──────── Task inputs ────────

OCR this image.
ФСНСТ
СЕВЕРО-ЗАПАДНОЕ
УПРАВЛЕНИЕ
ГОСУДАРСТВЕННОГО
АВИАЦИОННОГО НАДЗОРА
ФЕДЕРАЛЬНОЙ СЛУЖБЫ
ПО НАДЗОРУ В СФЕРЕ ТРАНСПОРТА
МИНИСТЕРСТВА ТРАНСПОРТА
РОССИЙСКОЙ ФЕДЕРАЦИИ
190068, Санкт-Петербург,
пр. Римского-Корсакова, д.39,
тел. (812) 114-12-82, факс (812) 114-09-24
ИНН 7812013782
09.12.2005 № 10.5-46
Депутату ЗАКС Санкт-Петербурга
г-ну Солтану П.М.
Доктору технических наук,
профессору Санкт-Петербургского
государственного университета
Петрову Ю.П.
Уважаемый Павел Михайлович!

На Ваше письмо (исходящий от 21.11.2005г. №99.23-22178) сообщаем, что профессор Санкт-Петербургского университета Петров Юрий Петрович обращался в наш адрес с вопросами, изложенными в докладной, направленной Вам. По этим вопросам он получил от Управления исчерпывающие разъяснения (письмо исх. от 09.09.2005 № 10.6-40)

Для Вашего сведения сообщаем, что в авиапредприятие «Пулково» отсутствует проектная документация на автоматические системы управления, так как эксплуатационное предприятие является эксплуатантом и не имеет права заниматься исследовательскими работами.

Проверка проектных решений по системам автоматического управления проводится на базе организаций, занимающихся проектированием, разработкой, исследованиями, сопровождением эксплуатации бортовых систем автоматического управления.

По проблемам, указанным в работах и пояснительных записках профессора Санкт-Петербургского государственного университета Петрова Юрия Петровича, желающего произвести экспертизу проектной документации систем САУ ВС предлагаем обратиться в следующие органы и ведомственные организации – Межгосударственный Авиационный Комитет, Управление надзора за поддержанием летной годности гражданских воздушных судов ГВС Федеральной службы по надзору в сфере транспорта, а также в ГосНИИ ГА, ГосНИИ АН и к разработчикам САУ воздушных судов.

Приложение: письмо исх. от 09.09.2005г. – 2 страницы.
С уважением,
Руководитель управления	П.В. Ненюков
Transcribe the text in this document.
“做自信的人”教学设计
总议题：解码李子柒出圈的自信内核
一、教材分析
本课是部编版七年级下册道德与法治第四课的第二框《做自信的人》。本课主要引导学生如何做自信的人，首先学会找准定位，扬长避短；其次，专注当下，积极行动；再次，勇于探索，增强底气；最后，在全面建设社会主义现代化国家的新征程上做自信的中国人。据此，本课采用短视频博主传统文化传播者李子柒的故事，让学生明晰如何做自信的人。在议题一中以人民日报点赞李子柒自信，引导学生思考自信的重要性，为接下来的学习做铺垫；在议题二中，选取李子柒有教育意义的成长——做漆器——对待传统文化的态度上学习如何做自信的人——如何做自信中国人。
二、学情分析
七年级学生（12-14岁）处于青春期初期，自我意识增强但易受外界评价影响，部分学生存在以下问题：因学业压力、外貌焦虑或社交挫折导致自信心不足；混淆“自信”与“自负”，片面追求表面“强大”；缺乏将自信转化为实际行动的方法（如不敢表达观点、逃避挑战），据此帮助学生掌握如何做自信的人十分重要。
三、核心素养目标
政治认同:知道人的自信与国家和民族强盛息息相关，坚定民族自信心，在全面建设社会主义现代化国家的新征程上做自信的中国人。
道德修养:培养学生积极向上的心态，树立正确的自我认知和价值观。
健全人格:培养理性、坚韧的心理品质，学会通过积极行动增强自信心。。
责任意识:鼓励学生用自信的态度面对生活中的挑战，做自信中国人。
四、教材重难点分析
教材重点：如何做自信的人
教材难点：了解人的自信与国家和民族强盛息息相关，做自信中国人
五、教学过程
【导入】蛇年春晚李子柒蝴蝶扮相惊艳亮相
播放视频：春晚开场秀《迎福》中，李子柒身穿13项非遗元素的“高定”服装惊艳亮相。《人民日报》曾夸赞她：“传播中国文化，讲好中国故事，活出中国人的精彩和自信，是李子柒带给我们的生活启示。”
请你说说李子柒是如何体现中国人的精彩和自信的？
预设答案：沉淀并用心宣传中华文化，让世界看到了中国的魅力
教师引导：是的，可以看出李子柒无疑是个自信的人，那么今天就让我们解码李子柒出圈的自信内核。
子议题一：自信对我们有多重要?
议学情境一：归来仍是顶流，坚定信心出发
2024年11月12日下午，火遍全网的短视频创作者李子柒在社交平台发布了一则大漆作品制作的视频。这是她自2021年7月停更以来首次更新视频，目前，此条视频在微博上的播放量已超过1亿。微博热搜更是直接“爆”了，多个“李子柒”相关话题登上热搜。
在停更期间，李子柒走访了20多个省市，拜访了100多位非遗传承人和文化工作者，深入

────────

» **Objective**
Where a line above holds the string "this", show that line.

» **Task response**
OCR this image.
Transcribe the text in this document.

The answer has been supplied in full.